Read the entries below and pull out each line with the string "фаза".
━━━━━━━━━━━━━━━━━━━━
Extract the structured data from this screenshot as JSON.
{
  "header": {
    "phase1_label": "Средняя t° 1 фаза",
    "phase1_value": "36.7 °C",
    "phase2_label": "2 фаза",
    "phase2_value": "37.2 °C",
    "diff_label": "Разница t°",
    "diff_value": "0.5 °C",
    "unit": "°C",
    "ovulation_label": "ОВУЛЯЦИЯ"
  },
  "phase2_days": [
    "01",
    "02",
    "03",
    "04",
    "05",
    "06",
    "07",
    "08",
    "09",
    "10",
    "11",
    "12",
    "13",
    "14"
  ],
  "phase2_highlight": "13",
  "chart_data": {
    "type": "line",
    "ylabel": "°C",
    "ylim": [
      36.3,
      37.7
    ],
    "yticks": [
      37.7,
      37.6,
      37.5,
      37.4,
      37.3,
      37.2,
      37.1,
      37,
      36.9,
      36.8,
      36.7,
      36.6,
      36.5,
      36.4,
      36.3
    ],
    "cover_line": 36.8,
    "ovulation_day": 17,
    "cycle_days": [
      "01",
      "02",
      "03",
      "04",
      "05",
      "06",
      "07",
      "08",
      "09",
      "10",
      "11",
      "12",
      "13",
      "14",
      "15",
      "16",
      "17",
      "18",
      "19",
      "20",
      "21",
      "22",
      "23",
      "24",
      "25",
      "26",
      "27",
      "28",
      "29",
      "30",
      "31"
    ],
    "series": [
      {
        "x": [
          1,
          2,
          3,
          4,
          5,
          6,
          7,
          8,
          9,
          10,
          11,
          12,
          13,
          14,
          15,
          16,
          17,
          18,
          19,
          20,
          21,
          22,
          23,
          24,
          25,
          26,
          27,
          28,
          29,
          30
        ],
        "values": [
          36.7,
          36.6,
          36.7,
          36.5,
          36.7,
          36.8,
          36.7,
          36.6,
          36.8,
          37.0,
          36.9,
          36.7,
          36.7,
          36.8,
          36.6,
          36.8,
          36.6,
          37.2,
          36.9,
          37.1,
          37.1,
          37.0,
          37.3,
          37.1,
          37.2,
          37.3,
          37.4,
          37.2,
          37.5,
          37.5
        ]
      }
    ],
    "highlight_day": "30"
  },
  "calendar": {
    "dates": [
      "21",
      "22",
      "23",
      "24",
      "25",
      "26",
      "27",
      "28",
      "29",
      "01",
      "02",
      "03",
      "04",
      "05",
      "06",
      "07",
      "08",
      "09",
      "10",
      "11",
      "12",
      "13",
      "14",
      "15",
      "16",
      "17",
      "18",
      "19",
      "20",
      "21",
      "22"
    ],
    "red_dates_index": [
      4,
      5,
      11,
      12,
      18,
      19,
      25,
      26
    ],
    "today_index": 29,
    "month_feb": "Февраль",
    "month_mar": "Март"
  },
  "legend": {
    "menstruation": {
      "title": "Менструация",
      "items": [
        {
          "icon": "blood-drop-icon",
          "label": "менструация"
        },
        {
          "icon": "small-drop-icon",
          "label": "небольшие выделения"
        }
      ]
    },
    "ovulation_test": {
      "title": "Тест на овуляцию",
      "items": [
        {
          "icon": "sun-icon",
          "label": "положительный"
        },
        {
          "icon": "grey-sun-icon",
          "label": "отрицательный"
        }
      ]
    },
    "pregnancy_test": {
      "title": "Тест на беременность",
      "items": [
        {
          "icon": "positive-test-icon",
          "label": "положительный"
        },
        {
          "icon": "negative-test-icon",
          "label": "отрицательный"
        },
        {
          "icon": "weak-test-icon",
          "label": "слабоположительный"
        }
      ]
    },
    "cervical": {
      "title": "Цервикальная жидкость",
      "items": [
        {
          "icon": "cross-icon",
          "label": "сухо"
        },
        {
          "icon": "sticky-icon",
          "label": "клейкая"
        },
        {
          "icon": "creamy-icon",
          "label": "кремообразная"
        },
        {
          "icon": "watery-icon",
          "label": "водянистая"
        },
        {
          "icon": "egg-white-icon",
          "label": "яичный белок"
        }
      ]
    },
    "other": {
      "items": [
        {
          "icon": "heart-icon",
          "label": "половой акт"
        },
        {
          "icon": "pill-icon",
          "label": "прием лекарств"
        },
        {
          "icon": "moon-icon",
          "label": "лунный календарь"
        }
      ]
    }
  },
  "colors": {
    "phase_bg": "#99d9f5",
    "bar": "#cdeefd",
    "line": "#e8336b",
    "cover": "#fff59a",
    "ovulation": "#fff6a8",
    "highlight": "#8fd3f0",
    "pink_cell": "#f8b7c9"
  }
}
━━━━━━━━━━━━━━━━━━━━
Answer for this exercise.
    "phase1_label": "Средняя t° 1 фаза",
    "phase2_label": "2 фаза",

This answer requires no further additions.